Count how many lines of the material contain the string "title", then give that number and nothing more.

─── Source data ───

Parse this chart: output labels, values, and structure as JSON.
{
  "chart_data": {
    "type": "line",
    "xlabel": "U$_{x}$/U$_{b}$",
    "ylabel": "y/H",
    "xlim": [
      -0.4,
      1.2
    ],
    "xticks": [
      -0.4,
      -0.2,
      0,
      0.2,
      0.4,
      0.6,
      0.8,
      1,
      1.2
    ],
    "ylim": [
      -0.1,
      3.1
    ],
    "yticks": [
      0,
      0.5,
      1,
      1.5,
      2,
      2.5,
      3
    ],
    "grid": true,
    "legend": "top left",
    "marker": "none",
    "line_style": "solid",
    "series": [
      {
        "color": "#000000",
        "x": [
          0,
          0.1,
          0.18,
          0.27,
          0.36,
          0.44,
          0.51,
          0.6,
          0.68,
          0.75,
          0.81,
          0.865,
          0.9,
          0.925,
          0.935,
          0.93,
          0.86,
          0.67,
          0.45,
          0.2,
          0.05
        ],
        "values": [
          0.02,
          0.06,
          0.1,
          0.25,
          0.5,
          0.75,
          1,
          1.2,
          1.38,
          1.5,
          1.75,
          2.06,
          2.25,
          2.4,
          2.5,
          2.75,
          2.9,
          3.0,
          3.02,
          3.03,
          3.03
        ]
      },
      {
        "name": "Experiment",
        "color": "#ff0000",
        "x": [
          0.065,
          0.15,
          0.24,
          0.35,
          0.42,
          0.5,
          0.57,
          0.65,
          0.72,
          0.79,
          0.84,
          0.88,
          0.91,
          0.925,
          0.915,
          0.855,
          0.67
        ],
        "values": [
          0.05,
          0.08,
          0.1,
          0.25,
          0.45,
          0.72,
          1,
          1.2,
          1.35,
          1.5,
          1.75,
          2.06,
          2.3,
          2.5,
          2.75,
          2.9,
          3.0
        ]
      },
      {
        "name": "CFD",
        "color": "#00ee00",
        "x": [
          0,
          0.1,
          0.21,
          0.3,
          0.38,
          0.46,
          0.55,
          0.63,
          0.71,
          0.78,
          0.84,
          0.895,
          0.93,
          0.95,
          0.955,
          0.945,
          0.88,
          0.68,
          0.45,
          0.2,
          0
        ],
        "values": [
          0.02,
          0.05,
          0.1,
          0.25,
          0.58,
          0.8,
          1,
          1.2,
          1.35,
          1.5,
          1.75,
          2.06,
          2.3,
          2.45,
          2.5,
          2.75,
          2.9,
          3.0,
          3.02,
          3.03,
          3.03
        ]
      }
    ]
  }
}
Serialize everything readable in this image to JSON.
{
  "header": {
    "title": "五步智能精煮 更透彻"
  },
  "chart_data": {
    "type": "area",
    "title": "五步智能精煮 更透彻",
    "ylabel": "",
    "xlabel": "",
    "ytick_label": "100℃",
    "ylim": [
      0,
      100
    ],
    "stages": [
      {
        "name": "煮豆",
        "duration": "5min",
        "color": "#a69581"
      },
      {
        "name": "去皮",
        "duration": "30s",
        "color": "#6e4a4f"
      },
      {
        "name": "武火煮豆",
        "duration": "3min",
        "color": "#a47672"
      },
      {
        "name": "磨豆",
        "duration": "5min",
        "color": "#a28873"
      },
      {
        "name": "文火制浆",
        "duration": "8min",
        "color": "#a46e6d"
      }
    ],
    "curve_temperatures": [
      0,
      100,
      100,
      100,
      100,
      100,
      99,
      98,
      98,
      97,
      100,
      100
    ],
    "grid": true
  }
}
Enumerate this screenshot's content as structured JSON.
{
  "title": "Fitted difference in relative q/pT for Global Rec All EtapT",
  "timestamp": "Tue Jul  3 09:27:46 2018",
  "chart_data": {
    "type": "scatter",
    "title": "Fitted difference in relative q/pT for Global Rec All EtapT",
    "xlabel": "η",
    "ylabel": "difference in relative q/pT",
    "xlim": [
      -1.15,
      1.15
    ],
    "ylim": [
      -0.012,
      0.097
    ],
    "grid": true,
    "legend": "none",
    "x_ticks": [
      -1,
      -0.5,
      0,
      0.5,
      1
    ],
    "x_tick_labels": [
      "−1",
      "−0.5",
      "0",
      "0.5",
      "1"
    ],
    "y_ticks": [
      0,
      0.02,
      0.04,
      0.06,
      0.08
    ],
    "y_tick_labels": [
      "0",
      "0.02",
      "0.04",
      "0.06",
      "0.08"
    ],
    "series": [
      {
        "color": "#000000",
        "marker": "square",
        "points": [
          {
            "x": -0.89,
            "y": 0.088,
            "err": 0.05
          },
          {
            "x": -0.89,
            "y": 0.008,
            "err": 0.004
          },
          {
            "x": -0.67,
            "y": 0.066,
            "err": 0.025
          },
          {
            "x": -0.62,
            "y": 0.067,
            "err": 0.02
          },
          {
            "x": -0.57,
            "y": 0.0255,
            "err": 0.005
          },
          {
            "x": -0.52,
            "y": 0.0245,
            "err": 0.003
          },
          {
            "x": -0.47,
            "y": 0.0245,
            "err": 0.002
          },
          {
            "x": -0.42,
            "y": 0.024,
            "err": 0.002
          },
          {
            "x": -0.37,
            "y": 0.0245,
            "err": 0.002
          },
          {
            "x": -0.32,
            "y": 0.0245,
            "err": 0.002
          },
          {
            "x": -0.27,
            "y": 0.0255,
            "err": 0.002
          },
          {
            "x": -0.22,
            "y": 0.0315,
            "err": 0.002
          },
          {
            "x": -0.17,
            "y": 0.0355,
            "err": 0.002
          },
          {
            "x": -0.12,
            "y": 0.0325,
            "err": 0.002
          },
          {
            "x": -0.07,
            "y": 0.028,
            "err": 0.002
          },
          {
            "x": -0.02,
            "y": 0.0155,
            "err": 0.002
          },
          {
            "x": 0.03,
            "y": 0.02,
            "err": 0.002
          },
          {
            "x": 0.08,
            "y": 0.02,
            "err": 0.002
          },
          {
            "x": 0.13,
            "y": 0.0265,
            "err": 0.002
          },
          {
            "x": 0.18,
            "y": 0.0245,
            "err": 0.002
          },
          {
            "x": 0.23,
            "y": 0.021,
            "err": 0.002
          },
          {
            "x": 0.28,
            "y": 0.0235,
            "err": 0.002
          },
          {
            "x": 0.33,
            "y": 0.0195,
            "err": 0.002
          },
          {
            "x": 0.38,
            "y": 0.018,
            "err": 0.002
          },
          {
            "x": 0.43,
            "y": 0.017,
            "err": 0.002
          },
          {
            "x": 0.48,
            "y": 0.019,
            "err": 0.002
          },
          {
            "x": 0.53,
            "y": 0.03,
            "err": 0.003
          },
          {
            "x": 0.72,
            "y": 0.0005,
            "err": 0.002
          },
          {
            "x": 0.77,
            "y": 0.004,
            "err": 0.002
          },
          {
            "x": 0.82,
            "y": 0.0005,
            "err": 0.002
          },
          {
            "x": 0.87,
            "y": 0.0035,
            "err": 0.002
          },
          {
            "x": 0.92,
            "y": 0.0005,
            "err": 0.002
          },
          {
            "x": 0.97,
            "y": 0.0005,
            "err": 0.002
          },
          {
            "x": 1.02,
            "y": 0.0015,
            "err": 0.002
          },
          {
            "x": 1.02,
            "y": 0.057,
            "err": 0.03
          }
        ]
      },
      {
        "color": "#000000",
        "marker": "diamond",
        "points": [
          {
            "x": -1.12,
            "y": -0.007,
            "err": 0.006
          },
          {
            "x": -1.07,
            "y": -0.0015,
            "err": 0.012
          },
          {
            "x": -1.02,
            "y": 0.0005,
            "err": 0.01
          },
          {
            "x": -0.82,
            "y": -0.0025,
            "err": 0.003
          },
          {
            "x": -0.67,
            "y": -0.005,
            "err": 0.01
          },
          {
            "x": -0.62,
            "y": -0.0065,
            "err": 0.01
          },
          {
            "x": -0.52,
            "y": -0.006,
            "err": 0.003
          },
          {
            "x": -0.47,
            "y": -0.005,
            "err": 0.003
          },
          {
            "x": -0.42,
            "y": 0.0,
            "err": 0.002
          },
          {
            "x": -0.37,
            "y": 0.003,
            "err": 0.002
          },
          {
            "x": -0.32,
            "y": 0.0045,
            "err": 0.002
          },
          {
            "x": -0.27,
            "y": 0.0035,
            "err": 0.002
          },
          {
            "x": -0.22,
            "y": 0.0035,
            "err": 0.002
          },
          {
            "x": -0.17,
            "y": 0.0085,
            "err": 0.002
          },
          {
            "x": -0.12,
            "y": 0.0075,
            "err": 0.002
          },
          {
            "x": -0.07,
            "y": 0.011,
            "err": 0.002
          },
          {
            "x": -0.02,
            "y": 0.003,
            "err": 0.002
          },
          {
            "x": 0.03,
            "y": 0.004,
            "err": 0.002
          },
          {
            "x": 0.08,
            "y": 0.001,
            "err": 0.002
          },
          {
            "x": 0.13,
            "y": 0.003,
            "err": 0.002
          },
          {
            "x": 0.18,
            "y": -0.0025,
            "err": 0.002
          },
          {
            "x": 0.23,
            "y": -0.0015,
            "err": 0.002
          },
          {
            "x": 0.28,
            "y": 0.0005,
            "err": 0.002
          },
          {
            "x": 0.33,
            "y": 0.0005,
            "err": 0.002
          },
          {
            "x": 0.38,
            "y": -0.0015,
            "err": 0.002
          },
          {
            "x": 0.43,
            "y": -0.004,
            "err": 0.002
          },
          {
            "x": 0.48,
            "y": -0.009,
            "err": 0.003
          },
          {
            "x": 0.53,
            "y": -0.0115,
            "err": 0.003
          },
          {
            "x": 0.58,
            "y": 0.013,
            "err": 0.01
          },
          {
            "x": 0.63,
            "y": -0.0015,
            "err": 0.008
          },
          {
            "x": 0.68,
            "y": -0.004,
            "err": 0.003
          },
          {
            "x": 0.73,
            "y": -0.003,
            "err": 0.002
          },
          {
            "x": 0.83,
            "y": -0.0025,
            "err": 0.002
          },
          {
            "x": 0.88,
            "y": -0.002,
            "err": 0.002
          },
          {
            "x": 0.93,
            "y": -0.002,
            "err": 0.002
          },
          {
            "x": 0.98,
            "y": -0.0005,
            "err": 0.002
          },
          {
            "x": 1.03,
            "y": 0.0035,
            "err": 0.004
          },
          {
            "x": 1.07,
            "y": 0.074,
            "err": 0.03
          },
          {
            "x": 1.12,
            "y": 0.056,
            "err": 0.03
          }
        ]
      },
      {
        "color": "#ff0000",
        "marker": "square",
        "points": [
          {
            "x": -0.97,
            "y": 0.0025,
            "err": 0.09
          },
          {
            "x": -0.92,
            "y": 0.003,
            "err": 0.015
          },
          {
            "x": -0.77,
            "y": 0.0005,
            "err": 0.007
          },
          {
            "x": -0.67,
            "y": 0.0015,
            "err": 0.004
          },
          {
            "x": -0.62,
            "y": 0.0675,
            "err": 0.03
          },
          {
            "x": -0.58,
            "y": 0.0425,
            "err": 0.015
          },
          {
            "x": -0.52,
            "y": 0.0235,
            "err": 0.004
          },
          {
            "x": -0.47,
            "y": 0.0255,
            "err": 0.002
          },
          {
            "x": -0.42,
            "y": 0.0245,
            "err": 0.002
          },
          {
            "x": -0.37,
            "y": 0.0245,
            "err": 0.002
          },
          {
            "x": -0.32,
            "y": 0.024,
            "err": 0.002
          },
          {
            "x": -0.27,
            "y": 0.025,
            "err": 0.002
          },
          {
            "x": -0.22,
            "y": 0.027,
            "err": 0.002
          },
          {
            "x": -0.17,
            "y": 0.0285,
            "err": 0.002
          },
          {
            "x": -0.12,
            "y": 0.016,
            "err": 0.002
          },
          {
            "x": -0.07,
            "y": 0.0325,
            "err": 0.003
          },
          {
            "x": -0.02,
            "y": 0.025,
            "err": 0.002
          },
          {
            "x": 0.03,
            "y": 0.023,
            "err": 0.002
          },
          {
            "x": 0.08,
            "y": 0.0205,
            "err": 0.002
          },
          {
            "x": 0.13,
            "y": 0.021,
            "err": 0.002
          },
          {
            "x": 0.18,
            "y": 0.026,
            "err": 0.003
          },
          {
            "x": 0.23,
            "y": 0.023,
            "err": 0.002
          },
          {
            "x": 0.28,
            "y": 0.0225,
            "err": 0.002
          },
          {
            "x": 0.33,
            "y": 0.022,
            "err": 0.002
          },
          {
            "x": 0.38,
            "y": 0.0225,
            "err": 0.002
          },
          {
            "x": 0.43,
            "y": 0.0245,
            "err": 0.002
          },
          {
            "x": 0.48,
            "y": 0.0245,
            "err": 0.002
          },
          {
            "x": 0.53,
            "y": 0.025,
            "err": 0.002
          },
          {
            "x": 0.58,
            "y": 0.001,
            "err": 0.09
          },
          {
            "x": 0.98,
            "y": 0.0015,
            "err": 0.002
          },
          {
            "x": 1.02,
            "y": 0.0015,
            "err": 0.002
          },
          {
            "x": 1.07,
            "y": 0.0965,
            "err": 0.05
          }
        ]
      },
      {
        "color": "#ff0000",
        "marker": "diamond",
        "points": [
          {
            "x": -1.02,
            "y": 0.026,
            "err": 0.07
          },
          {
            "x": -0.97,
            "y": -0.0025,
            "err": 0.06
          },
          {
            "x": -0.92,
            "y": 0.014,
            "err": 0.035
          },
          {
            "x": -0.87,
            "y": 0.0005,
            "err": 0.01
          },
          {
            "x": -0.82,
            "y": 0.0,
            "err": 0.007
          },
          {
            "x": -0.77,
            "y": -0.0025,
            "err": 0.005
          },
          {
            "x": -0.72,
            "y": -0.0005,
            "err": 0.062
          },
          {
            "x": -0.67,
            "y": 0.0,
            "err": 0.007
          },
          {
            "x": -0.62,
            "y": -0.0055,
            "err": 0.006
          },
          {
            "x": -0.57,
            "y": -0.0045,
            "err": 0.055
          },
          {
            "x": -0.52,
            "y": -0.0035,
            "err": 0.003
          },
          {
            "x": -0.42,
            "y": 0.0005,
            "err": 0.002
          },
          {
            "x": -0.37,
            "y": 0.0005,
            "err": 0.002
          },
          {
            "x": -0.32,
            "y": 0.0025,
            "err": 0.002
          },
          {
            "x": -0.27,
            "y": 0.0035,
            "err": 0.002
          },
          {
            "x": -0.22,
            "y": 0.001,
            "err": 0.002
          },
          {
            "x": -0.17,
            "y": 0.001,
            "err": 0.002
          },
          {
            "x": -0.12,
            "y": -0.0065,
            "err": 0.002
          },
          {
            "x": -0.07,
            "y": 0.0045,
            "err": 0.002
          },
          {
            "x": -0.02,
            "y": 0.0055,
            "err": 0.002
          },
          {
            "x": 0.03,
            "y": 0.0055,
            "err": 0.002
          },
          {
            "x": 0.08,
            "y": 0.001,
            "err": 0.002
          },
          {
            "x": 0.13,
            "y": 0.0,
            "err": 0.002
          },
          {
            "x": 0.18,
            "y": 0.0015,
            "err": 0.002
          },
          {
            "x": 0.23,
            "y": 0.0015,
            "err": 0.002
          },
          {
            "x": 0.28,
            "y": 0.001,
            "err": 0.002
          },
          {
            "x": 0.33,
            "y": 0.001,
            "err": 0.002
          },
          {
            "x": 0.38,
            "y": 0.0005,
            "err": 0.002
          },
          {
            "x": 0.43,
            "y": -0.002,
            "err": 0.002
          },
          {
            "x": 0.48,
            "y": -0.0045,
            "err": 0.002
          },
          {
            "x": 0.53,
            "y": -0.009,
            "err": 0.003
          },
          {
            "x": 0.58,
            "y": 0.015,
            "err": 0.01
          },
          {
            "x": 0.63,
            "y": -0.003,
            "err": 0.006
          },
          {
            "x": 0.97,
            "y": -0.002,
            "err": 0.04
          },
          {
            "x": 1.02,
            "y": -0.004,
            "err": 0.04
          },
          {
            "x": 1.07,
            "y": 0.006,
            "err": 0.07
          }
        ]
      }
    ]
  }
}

───

## Output of the task:
4